- TASK REQUIREMENTS
Everything in the listing except the pictures should be written out exactly.

— start INPUT FOR THIS TASK —

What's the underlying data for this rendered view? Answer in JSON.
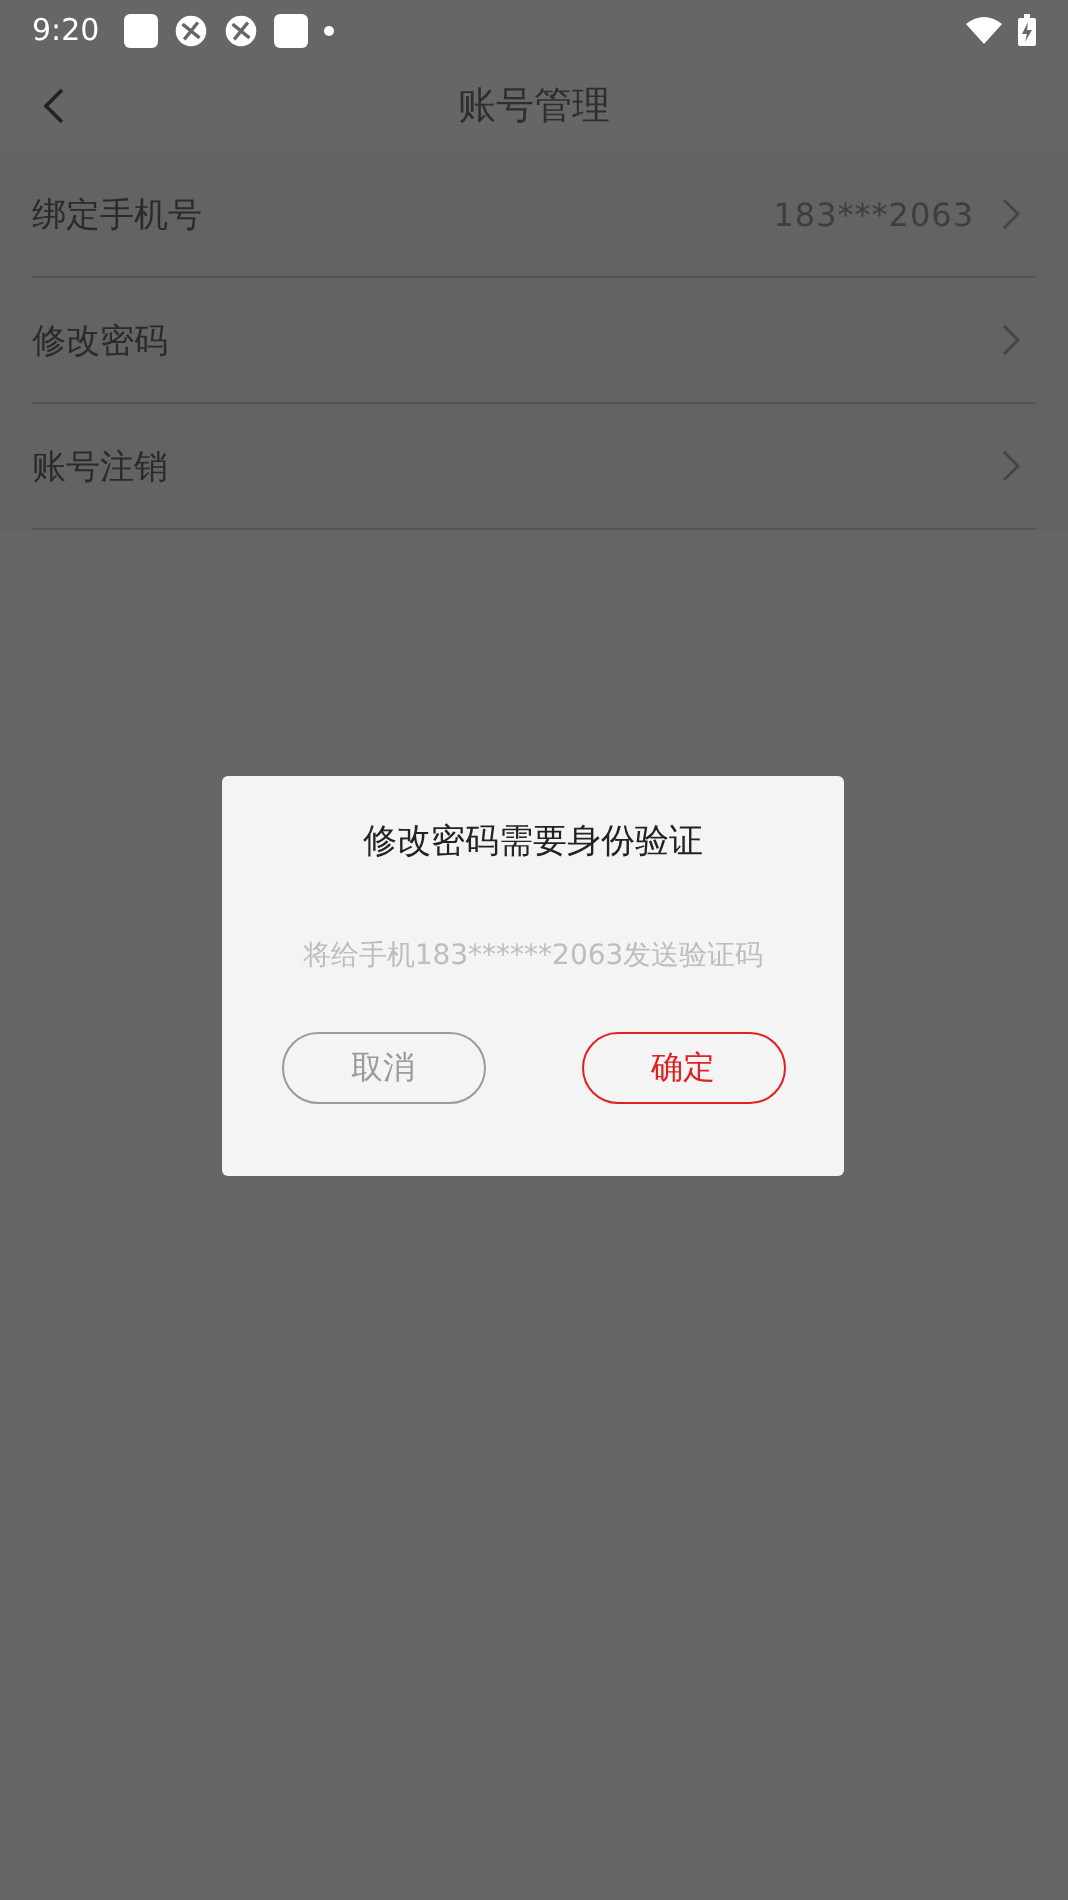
{
  "status_bar": {
    "time": "9:20"
  },
  "header": {
    "title": "账号管理"
  },
  "settings": [
    {
      "label": "绑定手机号",
      "value": "183***2063"
    },
    {
      "label": "修改密码"
    },
    {
      "label": "账号注销"
    }
  ],
  "dialog": {
    "title": "修改密码需要身份验证",
    "message": "将给手机183******2063发送验证码",
    "buttons": [
      {
        "label": "取消",
        "kind": "cancel"
      },
      {
        "label": "确定",
        "kind": "confirm"
      }
    ]
  }
}
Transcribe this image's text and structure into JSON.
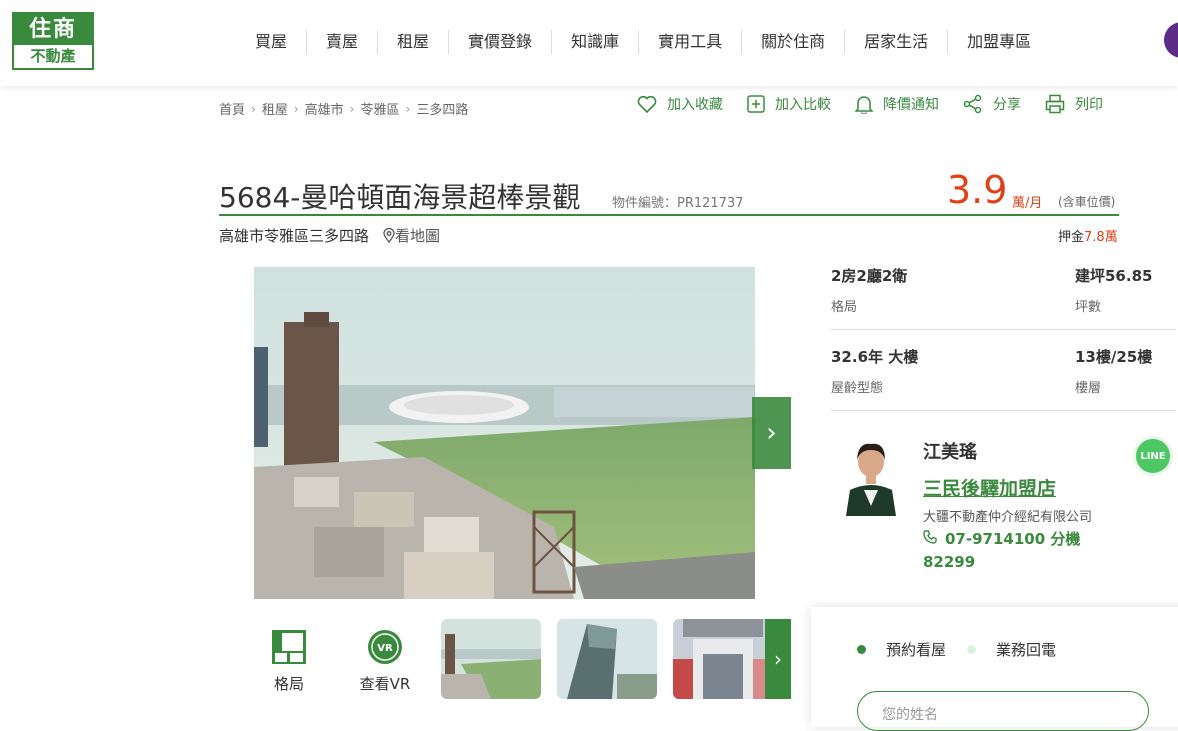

— end INPUT FOR THIS TASK —

- ANSWER TO THIS TASK
What's the underlying data for this rendered view? Answer in JSON.
{
  "status_bar": {
    "time": "9:20"
  },
  "header": {
    "title": "账号管理"
  },
  "settings": [
    {
      "label": "绑定手机号",
      "value": "183***2063"
    },
    {
      "label": "修改密码"
    },
    {
      "label": "账号注销"
    }
  ],
  "dialog": {
    "title": "修改密码需要身份验证",
    "message": "将给手机183******2063发送验证码",
    "buttons": [
      {
        "label": "取消",
        "kind": "cancel"
      },
      {
        "label": "确定",
        "kind": "confirm"
      }
    ]
  }
}
Transcribe this image's text and structure into JSON.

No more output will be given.